PROVIDED DATA -

= = =

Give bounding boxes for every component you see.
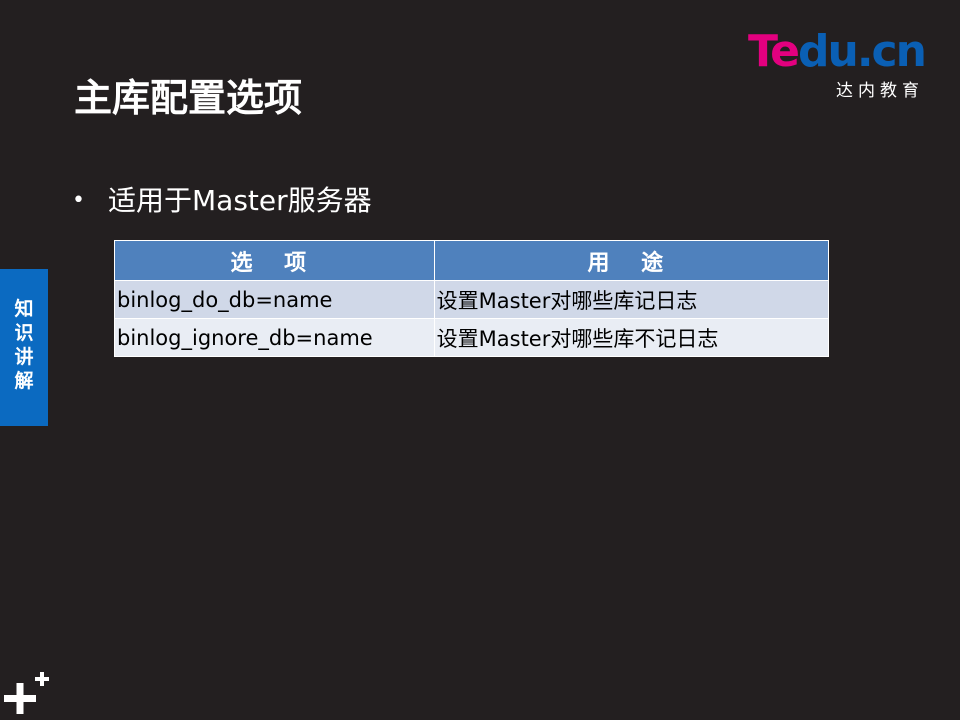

= = =

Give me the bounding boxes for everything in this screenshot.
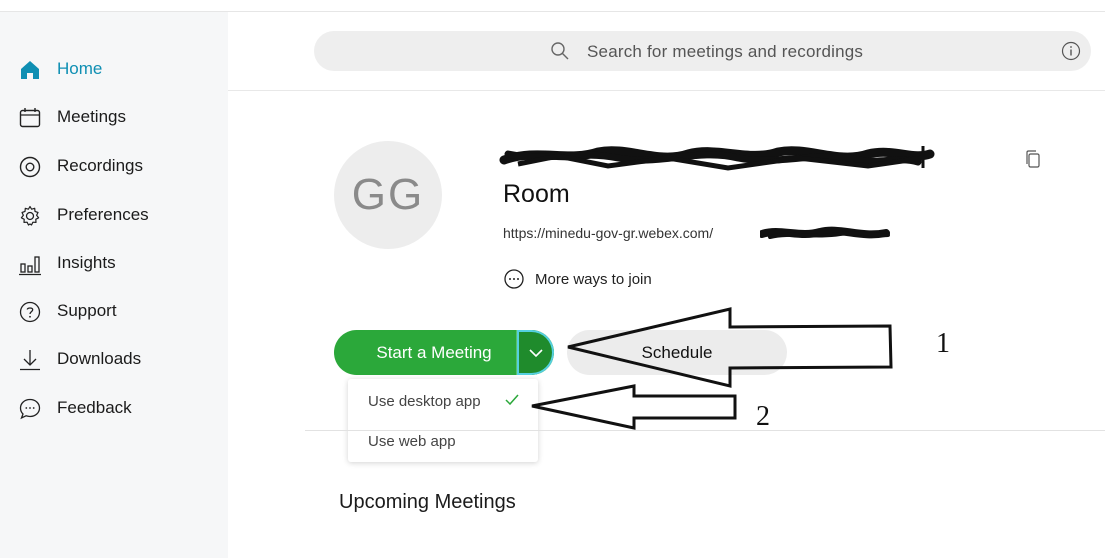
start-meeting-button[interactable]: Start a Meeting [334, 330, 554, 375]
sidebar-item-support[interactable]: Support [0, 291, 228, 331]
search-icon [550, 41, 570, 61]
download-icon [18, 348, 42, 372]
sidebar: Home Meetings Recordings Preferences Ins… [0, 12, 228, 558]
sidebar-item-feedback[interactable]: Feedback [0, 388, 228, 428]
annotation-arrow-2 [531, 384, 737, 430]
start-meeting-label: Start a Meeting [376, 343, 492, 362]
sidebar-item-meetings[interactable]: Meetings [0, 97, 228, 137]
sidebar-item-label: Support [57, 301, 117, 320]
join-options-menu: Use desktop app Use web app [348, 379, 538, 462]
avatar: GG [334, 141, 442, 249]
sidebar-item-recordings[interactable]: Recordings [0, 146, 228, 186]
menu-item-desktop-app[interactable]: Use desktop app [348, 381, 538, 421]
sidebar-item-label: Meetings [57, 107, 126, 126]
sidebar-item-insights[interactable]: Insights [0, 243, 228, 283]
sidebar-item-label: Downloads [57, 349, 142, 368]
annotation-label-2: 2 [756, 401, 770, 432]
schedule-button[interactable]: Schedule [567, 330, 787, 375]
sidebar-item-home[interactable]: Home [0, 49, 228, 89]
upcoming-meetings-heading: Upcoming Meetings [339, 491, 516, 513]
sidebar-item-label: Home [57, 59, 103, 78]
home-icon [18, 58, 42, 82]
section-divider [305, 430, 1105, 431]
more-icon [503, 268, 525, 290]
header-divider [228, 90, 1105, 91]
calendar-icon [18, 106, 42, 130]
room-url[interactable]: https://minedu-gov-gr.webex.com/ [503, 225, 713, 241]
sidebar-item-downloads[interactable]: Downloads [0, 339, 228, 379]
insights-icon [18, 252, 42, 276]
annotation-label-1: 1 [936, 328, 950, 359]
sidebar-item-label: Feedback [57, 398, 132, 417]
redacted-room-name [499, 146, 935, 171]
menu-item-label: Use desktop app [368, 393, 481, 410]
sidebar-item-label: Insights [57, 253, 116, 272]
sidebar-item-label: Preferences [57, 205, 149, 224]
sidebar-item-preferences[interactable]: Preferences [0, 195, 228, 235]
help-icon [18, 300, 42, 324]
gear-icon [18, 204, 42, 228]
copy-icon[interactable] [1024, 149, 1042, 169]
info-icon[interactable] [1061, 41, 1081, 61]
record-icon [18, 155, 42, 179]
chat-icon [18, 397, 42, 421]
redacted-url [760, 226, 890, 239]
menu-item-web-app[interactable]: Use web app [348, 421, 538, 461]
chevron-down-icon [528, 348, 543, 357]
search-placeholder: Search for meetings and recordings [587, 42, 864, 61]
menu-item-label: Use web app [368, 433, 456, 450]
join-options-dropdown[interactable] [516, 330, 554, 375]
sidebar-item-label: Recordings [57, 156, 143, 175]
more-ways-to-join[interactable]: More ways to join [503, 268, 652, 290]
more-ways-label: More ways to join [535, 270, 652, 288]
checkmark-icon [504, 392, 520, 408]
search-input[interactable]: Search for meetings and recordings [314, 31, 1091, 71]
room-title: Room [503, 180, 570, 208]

= = =

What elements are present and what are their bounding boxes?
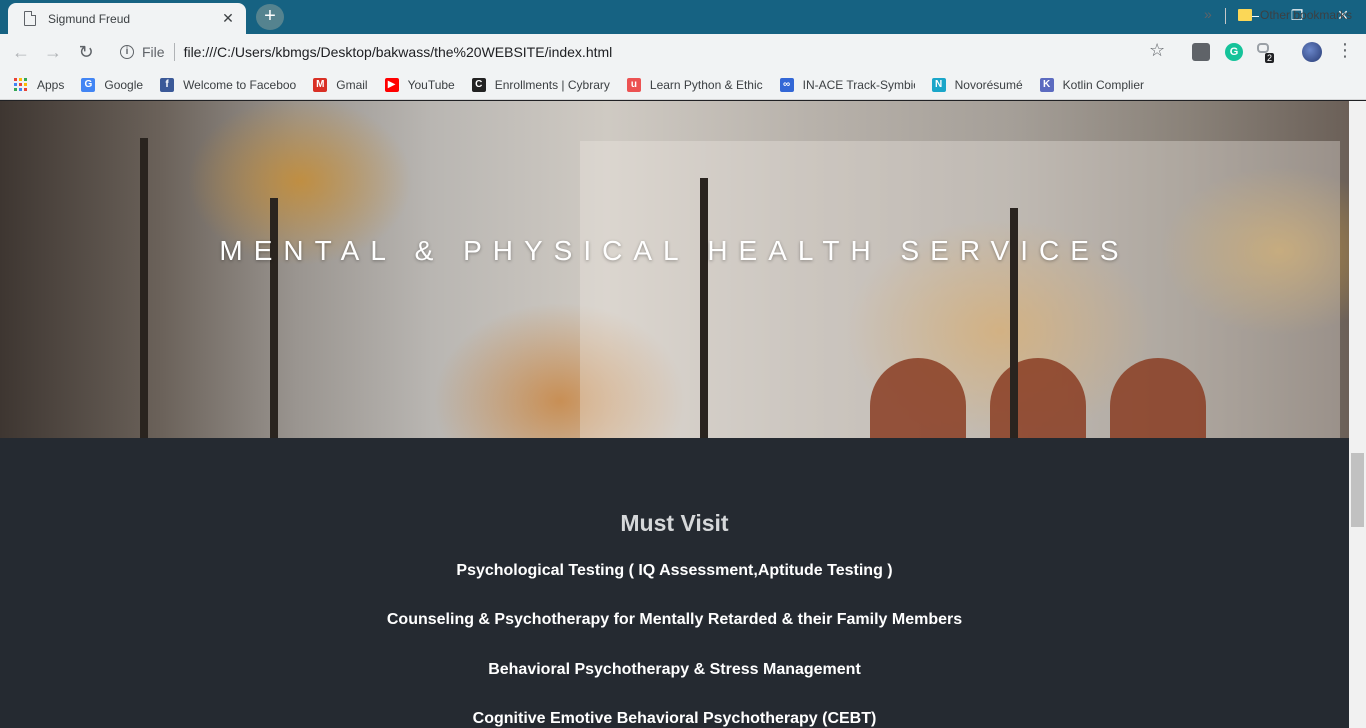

= = =

TASK DESCRIPTION -
Reproduce the records above from the line containing "Give me the" through the line containing "header-divider [228, 90, 1105, 91]", inclusive, leaving the pictures out.

EXPECTED ANSWER -
Give me the bounding boxes for everything in this screenshot.
start-meeting-button[interactable]: Start a Meeting [334, 330, 554, 375]
sidebar-item-support[interactable]: Support [0, 291, 228, 331]
search-icon [550, 41, 570, 61]
download-icon [18, 348, 42, 372]
sidebar: Home Meetings Recordings Preferences Ins… [0, 12, 228, 558]
sidebar-item-feedback[interactable]: Feedback [0, 388, 228, 428]
annotation-arrow-2 [531, 384, 737, 430]
start-meeting-label: Start a Meeting [376, 343, 492, 362]
sidebar-item-meetings[interactable]: Meetings [0, 97, 228, 137]
sidebar-item-label: Support [57, 301, 117, 320]
join-options-menu: Use desktop app Use web app [348, 379, 538, 462]
avatar: GG [334, 141, 442, 249]
sidebar-item-recordings[interactable]: Recordings [0, 146, 228, 186]
menu-item-desktop-app[interactable]: Use desktop app [348, 381, 538, 421]
sidebar-item-label: Meetings [57, 107, 126, 126]
sidebar-item-insights[interactable]: Insights [0, 243, 228, 283]
sidebar-item-label: Downloads [57, 349, 142, 368]
annotation-label-2: 2 [756, 401, 770, 432]
schedule-button[interactable]: Schedule [567, 330, 787, 375]
sidebar-item-home[interactable]: Home [0, 49, 228, 89]
upcoming-meetings-heading: Upcoming Meetings [339, 491, 516, 513]
sidebar-item-label: Home [57, 59, 103, 78]
home-icon [18, 58, 42, 82]
section-divider [305, 430, 1105, 431]
more-icon [503, 268, 525, 290]
header-divider [228, 90, 1105, 91]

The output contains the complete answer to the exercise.